- The exercise -
Show all lines from the listing below that contain "地球知识局".

►

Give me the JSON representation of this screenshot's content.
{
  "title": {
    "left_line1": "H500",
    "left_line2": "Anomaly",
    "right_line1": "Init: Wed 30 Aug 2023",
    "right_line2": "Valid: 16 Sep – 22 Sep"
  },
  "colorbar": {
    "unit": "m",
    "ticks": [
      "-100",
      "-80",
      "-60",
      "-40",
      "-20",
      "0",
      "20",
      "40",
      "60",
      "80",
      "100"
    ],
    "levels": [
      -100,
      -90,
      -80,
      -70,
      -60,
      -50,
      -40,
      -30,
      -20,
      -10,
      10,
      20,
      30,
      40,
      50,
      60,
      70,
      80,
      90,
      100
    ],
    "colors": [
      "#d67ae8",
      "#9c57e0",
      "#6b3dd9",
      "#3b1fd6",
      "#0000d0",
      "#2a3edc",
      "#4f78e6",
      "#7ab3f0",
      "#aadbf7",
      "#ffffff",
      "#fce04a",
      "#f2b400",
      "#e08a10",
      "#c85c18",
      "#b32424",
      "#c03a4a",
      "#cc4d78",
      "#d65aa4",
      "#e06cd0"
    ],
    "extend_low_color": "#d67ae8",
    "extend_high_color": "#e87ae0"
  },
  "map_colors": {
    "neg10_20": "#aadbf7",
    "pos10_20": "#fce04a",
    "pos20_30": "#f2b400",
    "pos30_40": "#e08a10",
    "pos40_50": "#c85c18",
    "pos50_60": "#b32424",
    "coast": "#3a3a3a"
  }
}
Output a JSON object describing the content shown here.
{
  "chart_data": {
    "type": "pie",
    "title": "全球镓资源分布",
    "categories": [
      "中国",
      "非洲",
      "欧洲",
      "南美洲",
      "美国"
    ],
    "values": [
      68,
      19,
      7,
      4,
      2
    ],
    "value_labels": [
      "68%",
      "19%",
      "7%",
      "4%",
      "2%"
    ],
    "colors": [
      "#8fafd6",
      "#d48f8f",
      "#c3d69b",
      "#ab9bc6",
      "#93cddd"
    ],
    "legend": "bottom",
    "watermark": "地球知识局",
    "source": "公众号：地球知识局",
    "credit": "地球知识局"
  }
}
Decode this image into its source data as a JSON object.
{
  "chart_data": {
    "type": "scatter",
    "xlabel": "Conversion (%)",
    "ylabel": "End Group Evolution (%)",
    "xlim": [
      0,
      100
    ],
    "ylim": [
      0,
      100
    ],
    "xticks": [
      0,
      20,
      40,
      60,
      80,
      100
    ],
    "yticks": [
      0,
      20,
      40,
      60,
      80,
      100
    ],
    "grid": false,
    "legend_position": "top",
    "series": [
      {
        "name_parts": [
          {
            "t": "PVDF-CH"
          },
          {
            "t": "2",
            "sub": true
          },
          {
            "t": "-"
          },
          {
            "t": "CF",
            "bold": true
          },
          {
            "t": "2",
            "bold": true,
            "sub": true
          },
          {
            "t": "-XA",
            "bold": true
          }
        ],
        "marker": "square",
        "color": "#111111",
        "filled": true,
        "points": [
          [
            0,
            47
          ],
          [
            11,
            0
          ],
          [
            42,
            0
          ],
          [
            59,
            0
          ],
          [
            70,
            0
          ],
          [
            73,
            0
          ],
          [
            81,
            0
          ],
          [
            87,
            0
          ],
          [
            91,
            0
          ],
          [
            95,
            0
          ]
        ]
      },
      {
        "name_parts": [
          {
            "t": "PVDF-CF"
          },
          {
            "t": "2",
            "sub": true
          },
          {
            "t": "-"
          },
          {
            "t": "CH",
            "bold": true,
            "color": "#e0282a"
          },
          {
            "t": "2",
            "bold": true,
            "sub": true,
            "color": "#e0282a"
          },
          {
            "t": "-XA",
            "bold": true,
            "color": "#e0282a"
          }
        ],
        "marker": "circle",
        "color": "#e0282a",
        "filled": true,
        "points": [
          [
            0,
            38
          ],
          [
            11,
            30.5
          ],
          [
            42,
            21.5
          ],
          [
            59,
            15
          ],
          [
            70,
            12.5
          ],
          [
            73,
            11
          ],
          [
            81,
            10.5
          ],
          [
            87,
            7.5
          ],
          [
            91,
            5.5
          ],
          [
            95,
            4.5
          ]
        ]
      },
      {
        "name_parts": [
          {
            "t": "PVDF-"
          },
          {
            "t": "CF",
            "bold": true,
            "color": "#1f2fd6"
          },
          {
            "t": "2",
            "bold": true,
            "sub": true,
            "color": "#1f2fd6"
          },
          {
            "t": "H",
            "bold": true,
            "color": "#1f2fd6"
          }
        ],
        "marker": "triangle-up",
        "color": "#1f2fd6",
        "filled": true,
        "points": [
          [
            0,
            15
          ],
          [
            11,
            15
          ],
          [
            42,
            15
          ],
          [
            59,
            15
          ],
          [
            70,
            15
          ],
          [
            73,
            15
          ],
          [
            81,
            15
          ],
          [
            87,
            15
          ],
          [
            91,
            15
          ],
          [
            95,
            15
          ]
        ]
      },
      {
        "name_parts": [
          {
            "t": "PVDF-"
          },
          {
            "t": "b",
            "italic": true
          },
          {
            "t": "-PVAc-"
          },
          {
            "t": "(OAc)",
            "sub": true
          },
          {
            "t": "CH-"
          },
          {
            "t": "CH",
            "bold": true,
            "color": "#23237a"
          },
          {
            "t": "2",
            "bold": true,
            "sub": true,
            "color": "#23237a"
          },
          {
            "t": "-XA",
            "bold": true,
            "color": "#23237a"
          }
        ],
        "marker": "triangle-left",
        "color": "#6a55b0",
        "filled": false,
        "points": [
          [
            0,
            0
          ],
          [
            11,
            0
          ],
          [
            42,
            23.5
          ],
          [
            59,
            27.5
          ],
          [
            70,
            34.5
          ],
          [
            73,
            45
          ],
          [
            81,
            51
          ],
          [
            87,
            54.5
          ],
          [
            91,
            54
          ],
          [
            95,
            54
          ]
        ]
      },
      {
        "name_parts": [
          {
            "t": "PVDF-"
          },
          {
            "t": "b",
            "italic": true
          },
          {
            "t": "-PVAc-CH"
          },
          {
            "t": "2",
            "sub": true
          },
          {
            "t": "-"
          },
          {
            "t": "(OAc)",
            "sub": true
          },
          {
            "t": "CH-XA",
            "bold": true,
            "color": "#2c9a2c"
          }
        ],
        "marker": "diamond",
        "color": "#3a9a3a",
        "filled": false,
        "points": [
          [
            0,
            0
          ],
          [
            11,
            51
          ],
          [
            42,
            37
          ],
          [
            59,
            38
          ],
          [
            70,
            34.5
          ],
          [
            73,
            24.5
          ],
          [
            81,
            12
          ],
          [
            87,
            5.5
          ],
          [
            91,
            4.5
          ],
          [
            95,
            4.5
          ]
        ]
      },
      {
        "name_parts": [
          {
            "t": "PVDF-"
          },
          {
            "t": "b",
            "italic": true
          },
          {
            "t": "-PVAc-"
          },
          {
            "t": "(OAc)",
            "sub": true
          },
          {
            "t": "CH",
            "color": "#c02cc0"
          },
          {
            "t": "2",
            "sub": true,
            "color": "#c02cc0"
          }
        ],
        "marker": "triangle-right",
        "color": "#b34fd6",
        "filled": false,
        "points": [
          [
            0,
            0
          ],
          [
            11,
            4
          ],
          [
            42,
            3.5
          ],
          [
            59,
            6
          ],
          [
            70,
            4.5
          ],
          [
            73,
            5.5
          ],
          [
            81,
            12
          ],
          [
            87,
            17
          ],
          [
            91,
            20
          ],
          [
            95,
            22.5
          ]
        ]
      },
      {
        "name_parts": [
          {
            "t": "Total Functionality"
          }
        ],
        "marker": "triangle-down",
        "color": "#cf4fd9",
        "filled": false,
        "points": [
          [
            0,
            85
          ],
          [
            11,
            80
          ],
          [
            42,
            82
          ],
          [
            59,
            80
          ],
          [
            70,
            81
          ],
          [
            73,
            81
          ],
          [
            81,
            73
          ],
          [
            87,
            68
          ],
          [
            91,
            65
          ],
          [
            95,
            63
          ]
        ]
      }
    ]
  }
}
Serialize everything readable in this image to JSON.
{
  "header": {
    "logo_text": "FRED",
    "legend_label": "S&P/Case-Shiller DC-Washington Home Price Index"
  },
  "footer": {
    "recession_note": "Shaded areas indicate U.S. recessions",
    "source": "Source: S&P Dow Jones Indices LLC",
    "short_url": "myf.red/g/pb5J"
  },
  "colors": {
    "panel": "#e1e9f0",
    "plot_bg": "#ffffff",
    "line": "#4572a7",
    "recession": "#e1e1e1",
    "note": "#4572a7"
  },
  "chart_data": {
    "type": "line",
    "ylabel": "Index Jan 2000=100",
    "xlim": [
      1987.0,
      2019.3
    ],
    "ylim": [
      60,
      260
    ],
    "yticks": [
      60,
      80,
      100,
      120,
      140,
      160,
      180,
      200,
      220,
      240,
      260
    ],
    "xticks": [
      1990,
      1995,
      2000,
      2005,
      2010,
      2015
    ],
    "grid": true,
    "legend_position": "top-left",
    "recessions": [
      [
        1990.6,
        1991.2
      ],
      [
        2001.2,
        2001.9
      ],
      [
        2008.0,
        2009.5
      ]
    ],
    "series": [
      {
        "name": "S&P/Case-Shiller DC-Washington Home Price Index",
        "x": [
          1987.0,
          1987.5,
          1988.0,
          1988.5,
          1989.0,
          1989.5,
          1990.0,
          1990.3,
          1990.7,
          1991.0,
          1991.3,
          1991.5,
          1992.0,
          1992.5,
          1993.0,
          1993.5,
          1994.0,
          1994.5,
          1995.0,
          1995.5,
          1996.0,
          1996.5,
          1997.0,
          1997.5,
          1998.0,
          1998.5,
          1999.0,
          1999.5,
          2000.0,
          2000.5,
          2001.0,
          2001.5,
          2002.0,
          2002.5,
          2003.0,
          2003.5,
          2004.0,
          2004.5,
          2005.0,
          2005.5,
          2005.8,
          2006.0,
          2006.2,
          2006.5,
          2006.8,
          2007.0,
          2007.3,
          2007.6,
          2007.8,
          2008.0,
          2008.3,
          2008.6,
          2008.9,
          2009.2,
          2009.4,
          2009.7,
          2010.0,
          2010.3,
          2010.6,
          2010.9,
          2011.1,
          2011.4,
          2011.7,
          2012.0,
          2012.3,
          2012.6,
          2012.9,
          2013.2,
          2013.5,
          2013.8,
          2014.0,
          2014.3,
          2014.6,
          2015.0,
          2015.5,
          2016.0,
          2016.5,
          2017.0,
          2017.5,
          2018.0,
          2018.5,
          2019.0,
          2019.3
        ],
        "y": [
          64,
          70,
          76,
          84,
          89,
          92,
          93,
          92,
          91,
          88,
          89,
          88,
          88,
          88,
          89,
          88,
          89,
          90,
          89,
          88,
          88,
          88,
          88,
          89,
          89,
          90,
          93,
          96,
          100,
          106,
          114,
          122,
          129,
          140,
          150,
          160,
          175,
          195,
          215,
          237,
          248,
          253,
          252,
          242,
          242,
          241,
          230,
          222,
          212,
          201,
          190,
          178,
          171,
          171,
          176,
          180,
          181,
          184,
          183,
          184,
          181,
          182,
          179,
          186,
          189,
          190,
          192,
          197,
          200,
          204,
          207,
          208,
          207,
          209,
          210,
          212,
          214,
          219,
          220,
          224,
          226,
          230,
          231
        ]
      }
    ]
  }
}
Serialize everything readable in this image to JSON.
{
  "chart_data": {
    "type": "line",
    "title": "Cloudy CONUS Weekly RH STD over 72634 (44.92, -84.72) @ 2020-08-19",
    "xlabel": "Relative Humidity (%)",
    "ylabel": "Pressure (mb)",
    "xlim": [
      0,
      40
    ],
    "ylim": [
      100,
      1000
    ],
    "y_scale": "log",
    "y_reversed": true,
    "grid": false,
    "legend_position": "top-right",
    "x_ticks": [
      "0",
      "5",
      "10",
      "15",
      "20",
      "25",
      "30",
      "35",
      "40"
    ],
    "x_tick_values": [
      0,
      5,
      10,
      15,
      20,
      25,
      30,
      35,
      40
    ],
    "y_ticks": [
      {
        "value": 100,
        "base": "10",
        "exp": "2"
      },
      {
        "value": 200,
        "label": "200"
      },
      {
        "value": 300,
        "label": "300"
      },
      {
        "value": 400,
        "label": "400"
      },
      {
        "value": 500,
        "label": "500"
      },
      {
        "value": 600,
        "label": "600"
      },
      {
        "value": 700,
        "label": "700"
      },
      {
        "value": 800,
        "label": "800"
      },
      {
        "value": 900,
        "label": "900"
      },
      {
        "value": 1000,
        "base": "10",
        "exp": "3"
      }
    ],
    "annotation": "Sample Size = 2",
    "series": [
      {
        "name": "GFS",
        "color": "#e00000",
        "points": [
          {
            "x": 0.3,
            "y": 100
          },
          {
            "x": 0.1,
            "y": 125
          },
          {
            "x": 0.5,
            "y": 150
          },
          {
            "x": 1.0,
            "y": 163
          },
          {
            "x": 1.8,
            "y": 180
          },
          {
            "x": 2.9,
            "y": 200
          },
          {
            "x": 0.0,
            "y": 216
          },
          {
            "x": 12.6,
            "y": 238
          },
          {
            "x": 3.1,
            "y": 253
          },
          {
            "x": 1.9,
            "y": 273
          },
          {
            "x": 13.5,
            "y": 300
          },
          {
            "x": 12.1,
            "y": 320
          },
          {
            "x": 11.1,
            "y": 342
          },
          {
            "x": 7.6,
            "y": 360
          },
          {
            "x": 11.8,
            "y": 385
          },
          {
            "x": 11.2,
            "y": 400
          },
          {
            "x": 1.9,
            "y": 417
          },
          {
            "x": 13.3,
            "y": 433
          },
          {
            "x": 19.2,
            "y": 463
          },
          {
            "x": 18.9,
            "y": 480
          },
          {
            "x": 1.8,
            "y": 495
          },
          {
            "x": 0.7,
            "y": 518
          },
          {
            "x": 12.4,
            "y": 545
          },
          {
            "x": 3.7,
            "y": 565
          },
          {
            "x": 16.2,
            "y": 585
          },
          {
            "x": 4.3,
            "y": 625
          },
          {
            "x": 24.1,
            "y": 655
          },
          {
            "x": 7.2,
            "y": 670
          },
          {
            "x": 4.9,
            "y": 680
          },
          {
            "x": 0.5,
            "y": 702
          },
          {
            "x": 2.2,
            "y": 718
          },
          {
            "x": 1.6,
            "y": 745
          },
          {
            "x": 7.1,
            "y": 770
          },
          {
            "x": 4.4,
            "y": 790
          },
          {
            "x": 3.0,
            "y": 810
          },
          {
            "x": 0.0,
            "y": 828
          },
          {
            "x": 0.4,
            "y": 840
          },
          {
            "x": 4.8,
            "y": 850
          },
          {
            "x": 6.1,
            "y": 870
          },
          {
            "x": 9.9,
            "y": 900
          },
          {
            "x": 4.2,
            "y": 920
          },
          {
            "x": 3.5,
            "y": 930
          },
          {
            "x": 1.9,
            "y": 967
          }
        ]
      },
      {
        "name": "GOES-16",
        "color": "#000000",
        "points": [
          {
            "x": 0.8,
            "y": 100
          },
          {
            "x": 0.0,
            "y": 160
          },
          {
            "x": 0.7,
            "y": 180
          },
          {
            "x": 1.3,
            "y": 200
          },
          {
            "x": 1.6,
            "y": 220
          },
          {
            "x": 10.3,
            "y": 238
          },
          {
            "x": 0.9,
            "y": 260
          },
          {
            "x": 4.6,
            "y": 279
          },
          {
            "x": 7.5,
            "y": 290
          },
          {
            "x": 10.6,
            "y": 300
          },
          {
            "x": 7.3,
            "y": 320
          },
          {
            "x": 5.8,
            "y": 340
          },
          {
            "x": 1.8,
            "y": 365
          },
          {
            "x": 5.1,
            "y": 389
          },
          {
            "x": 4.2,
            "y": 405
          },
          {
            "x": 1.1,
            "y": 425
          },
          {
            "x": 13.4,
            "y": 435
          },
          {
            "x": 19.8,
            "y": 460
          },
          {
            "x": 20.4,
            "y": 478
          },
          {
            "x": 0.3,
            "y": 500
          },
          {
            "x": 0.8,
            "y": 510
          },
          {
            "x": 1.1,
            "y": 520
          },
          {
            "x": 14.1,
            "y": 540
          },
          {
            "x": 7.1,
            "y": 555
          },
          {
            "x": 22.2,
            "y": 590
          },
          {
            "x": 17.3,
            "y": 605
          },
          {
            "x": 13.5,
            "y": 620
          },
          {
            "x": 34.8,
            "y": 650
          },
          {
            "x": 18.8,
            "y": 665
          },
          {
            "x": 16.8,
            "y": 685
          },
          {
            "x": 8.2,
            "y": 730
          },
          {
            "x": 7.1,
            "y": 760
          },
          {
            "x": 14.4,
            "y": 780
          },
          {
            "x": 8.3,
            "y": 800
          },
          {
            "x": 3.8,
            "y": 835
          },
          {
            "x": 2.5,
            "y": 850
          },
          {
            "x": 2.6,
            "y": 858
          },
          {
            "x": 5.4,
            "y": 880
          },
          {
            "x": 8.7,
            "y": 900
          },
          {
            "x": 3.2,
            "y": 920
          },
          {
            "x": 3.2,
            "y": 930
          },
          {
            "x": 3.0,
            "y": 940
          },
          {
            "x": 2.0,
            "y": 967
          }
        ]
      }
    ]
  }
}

◄

- Solution to this exercise -
    "watermark": "地球知识局",
    "source": "公众号：地球知识局",
    "credit": "地球知识局"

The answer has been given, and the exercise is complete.